Le lancement réussi, en 2008, de XXI revendiquant d’être à rebours de la course au clic et à l’immédiateté, semblait ouvrir un espace prometteur aux mooks, contraction de « magazines » et de « books » (livres en anglais). En dix ans d’existence, le titre lancé par Laurent Beccaria et Patrick de Saint-Exupéry n’est pas passé inaperçu décrochant même le prestigieux prix Albert-Londres dès 2009, après seulement quatre numéros. D’autres mooks ont également été remarqués : Schnok, 6mois, La Revue dessinée, l’éléphant. Seule la revue America, dont les ventes peuvent atteindre les 40 000 exemplaires, a réussi à obtenir un succès proche de celui du XXI.

→ Données fournies:
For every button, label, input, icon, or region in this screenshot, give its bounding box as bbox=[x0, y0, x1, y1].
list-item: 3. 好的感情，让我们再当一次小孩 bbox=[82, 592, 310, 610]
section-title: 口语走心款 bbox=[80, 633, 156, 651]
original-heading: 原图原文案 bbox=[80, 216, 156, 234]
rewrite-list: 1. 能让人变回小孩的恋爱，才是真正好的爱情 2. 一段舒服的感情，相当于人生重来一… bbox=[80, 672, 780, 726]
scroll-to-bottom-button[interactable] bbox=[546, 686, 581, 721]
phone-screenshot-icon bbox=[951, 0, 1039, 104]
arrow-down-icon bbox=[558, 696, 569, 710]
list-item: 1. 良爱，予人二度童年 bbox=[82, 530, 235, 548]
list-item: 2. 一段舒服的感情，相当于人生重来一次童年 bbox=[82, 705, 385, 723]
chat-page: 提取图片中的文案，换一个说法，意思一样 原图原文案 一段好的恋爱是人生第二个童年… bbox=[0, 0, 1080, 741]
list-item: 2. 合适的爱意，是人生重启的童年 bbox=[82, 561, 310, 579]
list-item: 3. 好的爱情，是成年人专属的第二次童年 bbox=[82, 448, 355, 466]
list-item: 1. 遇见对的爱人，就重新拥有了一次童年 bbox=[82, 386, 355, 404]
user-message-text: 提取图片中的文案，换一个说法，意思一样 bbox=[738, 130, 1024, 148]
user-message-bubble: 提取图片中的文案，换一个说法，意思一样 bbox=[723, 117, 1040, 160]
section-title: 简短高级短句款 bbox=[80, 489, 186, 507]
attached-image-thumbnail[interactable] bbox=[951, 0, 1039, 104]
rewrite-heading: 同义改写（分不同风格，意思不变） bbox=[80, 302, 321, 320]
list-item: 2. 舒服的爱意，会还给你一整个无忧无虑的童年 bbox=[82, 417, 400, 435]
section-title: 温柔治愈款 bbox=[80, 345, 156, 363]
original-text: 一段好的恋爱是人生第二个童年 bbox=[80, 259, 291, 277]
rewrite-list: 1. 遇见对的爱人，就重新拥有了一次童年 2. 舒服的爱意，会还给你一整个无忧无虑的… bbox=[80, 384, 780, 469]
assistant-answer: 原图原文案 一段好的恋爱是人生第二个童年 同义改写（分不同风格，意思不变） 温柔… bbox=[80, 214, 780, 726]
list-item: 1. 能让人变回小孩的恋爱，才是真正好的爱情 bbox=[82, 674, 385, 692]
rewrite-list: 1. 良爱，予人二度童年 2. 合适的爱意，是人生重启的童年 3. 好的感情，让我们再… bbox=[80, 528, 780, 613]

→ Exercice proposé:
Poursuivez le texte sur les mooks à partir de sa dernière phrase. Les entrées ne sont pas utiles ici.

→ Résultat obtenu:
Il faut savoir que si l’usage du terme « mook » — une marque déposée depuis 2007 par les éditions Autrement — s’est répandu, il ne fait pas l’unanimité au sein de la profession en raison de sa « connotation marketing ». XXI revendique plutôt le terme « revue », « ce qui fait plutôt référence à une presse intellectuelle comme La Revue des deux mondes. C'est aussi l'avis d'Éric Fottorino, cofondateur du 1 et d'America, qui considère le terme comme « incompréhensible ». « Je ne sais pas ce qu'est un mook, je préfère parler de journal trimestriel. Comprimer le mots magazine et livre pour en faire un mot valise, c’est très réducteur », a-t-il déclaré lors d'une interview téléphonique.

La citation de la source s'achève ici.